Below are some records; repeat them all exactly, minus the pictures.

> _Input rows_:
════
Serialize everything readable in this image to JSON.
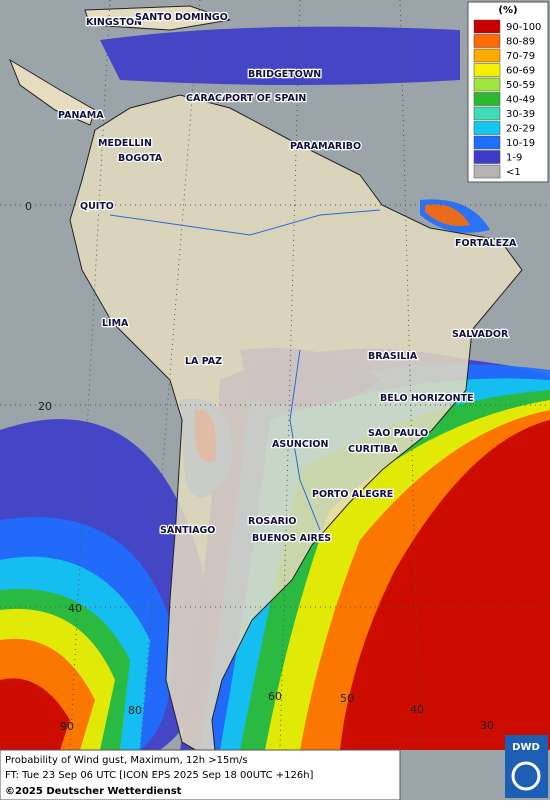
{
  "legend": {
    "unit": "(%)",
    "items": [
      {
        "label": "90-100",
        "color": "#c80000"
      },
      {
        "label": "80-89",
        "color": "#ff6a00"
      },
      {
        "label": "70-79",
        "color": "#ffaa00"
      },
      {
        "label": "60-69",
        "color": "#f5f000"
      },
      {
        "label": "50-59",
        "color": "#9ee63c"
      },
      {
        "label": "40-49",
        "color": "#2db92d"
      },
      {
        "label": "30-39",
        "color": "#3cdcb4"
      },
      {
        "label": "20-29",
        "color": "#14c8f0"
      },
      {
        "label": "10-19",
        "color": "#1e6eff"
      },
      {
        "label": "1-9",
        "color": "#3c3cc8"
      },
      {
        "label": "<1",
        "color": "#b4b4b4"
      }
    ]
  },
  "cities": [
    "KINGSTON",
    "SANTO DOMINGO",
    "BRIDGETOWN",
    "CARACAS",
    "PORT OF SPAIN",
    "PANAMA",
    "MEDELLIN",
    "BOGOTA",
    "PARAMARIBO",
    "QUITO",
    "FORTALEZA",
    "LIMA",
    "SALVADOR",
    "LA PAZ",
    "BRASILIA",
    "BELO HORIZONTE",
    "SAO PAULO",
    "ASUNCION",
    "CURITIBA",
    "PORTO ALEGRE",
    "SANTIAGO",
    "ROSARIO",
    "BUENOS AIRES"
  ],
  "grid_labels": [
    "0",
    "20",
    "40",
    "90",
    "80",
    "60",
    "50",
    "40",
    "30"
  ],
  "footer": {
    "line1": "Probability of Wind gust, Maximum, 12h >15m/s",
    "line2": "FT: Tue 23 Sep 06 UTC [ICON EPS 2025 Sep 18 00UTC +126h]",
    "copyright": "©2025 Deutscher Wetterdienst"
  },
  "logo": "DWD"
}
════
> _Solution to this exercise_:
Serialize everything readable in this image to JSON.
{
  "legend": {
    "unit": "(%)",
    "items": [
      {
        "label": "90-100",
        "color": "#c80000"
      },
      {
        "label": "80-89",
        "color": "#ff6a00"
      },
      {
        "label": "70-79",
        "color": "#ffaa00"
      },
      {
        "label": "60-69",
        "color": "#f5f000"
      },
      {
        "label": "50-59",
        "color": "#9ee63c"
      },
      {
        "label": "40-49",
        "color": "#2db92d"
      },
      {
        "label": "30-39",
        "color": "#3cdcb4"
      },
      {
        "label": "20-29",
        "color": "#14c8f0"
      },
      {
        "label": "10-19",
        "color": "#1e6eff"
      },
      {
        "label": "1-9",
        "color": "#3c3cc8"
      },
      {
        "label": "<1",
        "color": "#b4b4b4"
      }
    ]
  },
  "cities": [
    "KINGSTON",
    "SANTO DOMINGO",
    "BRIDGETOWN",
    "CARACAS",
    "PORT OF SPAIN",
    "PANAMA",
    "MEDELLIN",
    "BOGOTA",
    "PARAMARIBO",
    "QUITO",
    "FORTALEZA",
    "LIMA",
    "SALVADOR",
    "LA PAZ",
    "BRASILIA",
    "BELO HORIZONTE",
    "SAO PAULO",
    "ASUNCION",
    "CURITIBA",
    "PORTO ALEGRE",
    "SANTIAGO",
    "ROSARIO",
    "BUENOS AIRES"
  ],
  "grid_labels": [
    "0",
    "20",
    "40",
    "90",
    "80",
    "60",
    "50",
    "40",
    "30"
  ],
  "footer": {
    "line1": "Probability of Wind gust, Maximum, 12h >15m/s",
    "line2": "FT: Tue 23 Sep 06 UTC [ICON EPS 2025 Sep 18 00UTC +126h]",
    "copyright": "©2025 Deutscher Wetterdienst"
  },
  "logo": "DWD"
}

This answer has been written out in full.